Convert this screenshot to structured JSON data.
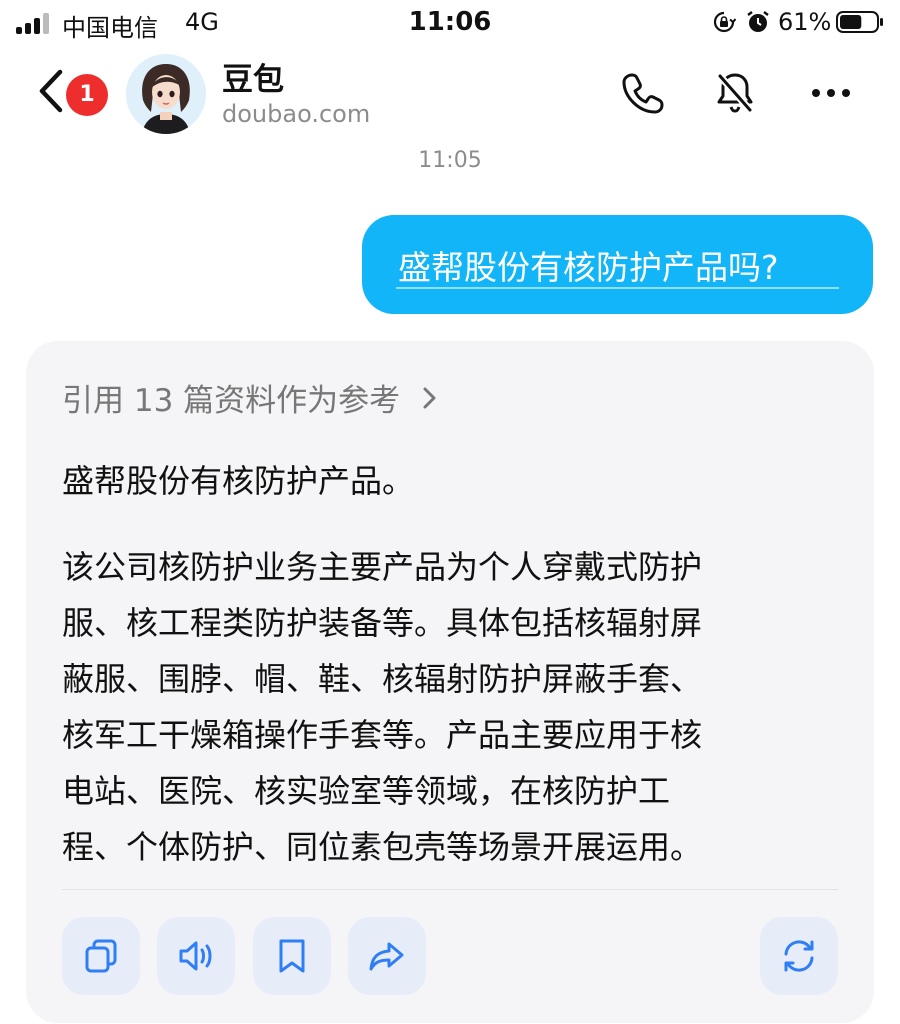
{
  "status_bar": {
    "carrier": "中国电信",
    "network": "4G",
    "time": "11:06",
    "battery_percent": "61%",
    "battery_level": 0.61,
    "icons": [
      "signal-icon",
      "rotation-lock-icon",
      "alarm-icon",
      "battery-icon"
    ]
  },
  "header": {
    "unread_count": "1",
    "contact_name": "豆包",
    "contact_subtitle": "doubao.com",
    "icons": [
      "back-chevron-icon",
      "phone-icon",
      "mute-icon",
      "more-icon"
    ]
  },
  "chat": {
    "timestamp": "11:05",
    "user_message": "盛帮股份有核防护产品吗?",
    "reply": {
      "references_label": "引用 13 篇资料作为参考",
      "summary": "盛帮股份有核防护产品。",
      "body_lines": [
        "该公司核防护业务主要产品为个人穿戴式防护",
        "服、核工程类防护装备等。具体包括核辐射屏",
        "蔽服、围脖、帽、鞋、核辐射防护屏蔽手套、",
        "核军工干燥箱操作手套等。产品主要应用于核",
        "电站、医院、核实验室等领域，在核防护工",
        "程、个体防护、同位素包壳等场景开展运用。"
      ],
      "actions": [
        "copy-icon",
        "speaker-icon",
        "bookmark-icon",
        "share-icon",
        "regenerate-icon"
      ]
    }
  },
  "colors": {
    "user_bubble": "#12b5f7",
    "badge": "#ee2d2d",
    "action_icon": "#2f7ef5",
    "card_bg": "#f5f5f7"
  }
}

+ + + +

TASK DETAILS :: Copy out the entries verbatim and leave the images out.

OUTPUT BELOW ::
Convert this screenshot to structured JSON data.
{
  "status_bar": {
    "carrier": "中国电信",
    "network": "4G",
    "time": "11:06",
    "battery_percent": "61%",
    "battery_level": 0.61,
    "icons": [
      "signal-icon",
      "rotation-lock-icon",
      "alarm-icon",
      "battery-icon"
    ]
  },
  "header": {
    "unread_count": "1",
    "contact_name": "豆包",
    "contact_subtitle": "doubao.com",
    "icons": [
      "back-chevron-icon",
      "phone-icon",
      "mute-icon",
      "more-icon"
    ]
  },
  "chat": {
    "timestamp": "11:05",
    "user_message": "盛帮股份有核防护产品吗?",
    "reply": {
      "references_label": "引用 13 篇资料作为参考",
      "summary": "盛帮股份有核防护产品。",
      "body_lines": [
        "该公司核防护业务主要产品为个人穿戴式防护",
        "服、核工程类防护装备等。具体包括核辐射屏",
        "蔽服、围脖、帽、鞋、核辐射防护屏蔽手套、",
        "核军工干燥箱操作手套等。产品主要应用于核",
        "电站、医院、核实验室等领域，在核防护工",
        "程、个体防护、同位素包壳等场景开展运用。"
      ],
      "actions": [
        "copy-icon",
        "speaker-icon",
        "bookmark-icon",
        "share-icon",
        "regenerate-icon"
      ]
    }
  },
  "colors": {
    "user_bubble": "#12b5f7",
    "badge": "#ee2d2d",
    "action_icon": "#2f7ef5",
    "card_bg": "#f5f5f7"
  }
}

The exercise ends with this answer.